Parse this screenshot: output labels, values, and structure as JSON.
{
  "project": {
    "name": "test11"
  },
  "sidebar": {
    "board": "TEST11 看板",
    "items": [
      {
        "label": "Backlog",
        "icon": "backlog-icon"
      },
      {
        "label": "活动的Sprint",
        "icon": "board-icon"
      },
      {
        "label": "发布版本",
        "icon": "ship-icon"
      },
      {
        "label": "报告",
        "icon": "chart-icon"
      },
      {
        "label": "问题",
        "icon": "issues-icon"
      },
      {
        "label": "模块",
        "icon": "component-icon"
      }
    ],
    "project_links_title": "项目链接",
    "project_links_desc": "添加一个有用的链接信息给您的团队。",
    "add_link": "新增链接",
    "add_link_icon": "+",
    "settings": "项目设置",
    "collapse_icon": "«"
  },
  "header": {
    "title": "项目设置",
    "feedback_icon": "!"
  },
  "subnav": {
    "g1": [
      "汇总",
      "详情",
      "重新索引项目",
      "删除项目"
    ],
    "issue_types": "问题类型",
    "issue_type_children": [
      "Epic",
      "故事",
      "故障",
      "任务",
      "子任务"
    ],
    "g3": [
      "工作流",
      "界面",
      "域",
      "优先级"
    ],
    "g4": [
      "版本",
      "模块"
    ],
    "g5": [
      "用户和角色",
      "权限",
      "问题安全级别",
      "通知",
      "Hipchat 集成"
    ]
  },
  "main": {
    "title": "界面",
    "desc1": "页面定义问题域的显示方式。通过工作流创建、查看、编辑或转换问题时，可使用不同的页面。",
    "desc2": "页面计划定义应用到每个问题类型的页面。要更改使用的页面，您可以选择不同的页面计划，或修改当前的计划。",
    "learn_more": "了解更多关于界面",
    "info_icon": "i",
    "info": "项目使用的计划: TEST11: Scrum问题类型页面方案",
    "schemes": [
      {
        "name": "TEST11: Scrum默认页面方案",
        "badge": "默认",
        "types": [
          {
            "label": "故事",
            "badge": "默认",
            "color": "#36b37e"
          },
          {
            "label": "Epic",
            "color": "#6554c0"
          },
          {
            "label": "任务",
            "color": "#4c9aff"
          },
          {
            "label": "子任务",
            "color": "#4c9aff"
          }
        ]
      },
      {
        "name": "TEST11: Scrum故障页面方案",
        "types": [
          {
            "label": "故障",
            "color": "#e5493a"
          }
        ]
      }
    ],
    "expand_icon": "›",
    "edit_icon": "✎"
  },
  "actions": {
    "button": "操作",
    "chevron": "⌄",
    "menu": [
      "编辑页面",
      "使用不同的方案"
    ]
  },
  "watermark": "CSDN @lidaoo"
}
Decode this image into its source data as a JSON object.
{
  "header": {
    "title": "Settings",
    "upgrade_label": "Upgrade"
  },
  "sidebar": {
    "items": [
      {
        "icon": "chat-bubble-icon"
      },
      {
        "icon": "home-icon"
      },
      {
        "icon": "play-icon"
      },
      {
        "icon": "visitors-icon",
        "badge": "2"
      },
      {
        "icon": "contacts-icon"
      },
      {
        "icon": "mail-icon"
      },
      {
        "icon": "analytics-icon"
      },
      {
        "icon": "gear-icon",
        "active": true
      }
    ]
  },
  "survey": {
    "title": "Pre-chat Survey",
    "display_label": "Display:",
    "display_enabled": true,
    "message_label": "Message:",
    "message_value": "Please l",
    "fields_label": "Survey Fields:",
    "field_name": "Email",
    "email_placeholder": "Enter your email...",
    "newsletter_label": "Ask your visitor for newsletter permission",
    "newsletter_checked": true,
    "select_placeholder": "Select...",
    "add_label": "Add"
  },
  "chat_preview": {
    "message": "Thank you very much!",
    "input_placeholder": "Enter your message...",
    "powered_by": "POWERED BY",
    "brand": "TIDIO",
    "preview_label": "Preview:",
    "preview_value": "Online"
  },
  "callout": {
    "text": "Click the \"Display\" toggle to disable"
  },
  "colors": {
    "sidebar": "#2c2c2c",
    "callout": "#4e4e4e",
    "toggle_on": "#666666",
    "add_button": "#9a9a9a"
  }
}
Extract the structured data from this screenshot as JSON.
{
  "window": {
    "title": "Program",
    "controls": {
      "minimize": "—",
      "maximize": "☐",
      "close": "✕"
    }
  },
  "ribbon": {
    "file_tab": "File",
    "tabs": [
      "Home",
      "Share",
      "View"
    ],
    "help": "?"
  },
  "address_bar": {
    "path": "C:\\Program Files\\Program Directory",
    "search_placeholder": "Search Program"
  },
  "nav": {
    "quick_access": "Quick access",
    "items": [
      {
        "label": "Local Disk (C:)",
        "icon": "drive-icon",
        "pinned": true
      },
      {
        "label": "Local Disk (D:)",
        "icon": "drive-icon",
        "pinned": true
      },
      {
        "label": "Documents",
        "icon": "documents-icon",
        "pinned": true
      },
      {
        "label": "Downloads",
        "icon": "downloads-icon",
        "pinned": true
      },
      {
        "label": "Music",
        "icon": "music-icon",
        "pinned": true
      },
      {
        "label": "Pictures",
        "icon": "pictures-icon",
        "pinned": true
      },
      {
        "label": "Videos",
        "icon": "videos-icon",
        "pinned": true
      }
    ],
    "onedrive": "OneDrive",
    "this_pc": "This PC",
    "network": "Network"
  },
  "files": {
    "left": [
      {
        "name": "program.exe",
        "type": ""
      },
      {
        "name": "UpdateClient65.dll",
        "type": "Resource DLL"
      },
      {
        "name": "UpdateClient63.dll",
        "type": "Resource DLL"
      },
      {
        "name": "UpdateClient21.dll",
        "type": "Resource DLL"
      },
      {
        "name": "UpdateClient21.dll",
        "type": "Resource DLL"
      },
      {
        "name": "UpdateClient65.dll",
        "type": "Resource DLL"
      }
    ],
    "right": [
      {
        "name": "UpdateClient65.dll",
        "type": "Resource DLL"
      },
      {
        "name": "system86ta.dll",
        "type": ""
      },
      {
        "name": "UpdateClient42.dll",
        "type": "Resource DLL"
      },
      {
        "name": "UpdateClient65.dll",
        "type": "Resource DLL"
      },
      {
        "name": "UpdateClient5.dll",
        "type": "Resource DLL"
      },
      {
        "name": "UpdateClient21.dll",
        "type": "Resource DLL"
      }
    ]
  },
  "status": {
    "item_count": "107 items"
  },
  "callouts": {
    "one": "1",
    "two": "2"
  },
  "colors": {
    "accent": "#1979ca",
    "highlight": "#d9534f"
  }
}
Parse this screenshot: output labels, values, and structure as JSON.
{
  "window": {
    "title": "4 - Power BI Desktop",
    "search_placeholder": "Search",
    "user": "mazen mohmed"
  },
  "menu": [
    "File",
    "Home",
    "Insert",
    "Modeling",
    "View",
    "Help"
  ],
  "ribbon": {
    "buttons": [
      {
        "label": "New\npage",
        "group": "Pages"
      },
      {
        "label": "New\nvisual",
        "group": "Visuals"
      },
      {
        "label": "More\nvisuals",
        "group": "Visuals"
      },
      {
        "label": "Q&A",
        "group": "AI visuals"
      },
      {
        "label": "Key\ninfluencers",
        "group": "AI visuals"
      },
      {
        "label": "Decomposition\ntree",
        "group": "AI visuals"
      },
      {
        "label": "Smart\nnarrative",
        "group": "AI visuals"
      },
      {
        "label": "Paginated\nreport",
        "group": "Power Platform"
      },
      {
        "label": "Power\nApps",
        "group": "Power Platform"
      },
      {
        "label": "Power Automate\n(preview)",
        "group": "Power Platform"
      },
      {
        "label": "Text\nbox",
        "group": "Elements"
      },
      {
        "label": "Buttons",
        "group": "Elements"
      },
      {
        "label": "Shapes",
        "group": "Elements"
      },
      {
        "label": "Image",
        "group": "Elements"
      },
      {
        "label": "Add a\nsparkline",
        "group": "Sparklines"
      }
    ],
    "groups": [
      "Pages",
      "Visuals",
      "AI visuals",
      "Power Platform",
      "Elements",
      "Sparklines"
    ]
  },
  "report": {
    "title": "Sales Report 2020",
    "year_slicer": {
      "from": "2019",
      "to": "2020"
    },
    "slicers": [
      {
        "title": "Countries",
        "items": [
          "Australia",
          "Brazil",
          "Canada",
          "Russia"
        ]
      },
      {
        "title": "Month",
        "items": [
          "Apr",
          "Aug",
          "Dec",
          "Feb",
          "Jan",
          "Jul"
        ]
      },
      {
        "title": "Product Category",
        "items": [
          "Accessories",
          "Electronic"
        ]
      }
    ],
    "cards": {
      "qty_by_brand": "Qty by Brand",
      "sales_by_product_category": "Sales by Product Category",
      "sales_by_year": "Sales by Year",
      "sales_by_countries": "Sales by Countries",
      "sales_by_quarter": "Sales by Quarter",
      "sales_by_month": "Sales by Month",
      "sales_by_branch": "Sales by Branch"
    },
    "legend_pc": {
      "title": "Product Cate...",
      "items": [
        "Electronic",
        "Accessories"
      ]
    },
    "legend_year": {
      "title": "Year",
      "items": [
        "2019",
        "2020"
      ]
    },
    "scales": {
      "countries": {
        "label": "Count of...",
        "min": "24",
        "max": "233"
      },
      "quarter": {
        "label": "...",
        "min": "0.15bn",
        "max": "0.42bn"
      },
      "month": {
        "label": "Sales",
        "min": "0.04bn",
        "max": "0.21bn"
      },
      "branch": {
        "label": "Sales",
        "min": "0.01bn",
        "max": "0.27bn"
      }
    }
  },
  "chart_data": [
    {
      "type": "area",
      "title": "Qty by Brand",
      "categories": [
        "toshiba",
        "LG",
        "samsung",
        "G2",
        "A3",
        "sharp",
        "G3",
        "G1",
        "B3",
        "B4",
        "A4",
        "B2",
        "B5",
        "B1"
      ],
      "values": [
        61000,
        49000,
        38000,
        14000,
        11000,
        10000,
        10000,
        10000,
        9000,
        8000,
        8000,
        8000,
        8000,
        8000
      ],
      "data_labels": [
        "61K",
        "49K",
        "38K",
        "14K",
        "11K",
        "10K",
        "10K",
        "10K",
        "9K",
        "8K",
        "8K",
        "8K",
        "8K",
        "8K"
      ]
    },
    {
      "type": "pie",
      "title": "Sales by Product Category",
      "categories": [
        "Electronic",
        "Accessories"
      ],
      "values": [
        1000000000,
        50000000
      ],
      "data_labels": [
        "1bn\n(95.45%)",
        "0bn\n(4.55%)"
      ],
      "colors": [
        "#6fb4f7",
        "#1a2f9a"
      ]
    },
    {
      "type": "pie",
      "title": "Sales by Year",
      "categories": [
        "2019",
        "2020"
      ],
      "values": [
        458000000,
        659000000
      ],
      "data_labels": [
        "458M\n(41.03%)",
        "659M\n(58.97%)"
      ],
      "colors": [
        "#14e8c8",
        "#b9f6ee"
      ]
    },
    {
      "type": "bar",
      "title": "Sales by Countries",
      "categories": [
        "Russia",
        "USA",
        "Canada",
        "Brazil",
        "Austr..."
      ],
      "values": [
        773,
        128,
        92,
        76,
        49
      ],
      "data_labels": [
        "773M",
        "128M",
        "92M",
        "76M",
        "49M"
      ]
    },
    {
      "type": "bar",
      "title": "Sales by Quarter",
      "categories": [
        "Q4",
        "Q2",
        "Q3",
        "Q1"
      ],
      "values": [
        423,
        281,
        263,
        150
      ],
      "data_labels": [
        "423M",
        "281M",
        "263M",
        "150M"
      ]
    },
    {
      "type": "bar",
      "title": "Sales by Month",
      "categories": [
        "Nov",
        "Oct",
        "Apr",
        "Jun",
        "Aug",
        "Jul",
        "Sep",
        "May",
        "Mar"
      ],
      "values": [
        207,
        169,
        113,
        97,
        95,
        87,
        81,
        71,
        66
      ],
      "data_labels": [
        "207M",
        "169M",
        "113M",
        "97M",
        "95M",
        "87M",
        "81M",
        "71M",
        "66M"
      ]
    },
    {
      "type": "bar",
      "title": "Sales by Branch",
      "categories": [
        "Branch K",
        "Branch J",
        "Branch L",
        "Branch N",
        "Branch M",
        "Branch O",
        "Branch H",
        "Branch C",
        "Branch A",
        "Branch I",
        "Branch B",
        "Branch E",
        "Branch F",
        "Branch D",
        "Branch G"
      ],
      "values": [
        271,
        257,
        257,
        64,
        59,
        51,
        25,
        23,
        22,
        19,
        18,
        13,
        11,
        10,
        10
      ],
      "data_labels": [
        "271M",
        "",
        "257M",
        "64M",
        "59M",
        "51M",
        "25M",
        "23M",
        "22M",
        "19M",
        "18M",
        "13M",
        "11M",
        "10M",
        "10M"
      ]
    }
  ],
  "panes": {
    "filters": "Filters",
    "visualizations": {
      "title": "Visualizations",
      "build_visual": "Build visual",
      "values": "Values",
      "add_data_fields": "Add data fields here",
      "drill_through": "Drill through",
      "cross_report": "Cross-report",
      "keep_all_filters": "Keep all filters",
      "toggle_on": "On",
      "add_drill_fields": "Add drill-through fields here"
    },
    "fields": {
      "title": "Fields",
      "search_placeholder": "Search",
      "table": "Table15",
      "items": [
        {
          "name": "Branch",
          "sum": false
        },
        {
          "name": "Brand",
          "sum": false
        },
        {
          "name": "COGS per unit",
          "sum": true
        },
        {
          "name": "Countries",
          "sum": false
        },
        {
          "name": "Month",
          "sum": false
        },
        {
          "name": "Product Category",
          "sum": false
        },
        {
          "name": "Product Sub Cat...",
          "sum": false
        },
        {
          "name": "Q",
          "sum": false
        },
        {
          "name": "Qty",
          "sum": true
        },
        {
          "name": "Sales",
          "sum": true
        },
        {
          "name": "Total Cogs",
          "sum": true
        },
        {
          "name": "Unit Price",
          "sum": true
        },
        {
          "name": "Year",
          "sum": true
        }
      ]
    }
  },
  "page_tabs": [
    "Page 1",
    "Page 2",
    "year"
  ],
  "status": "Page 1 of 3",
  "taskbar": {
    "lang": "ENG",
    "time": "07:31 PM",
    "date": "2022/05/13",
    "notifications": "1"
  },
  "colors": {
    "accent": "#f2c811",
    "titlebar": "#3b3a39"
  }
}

-------------------------

__WHAT THE TASK ASKS__.
Work through the data and report how many of its lines hold the word "Disk", giving only the figure.

__EXPECTED OUTPUT__.
2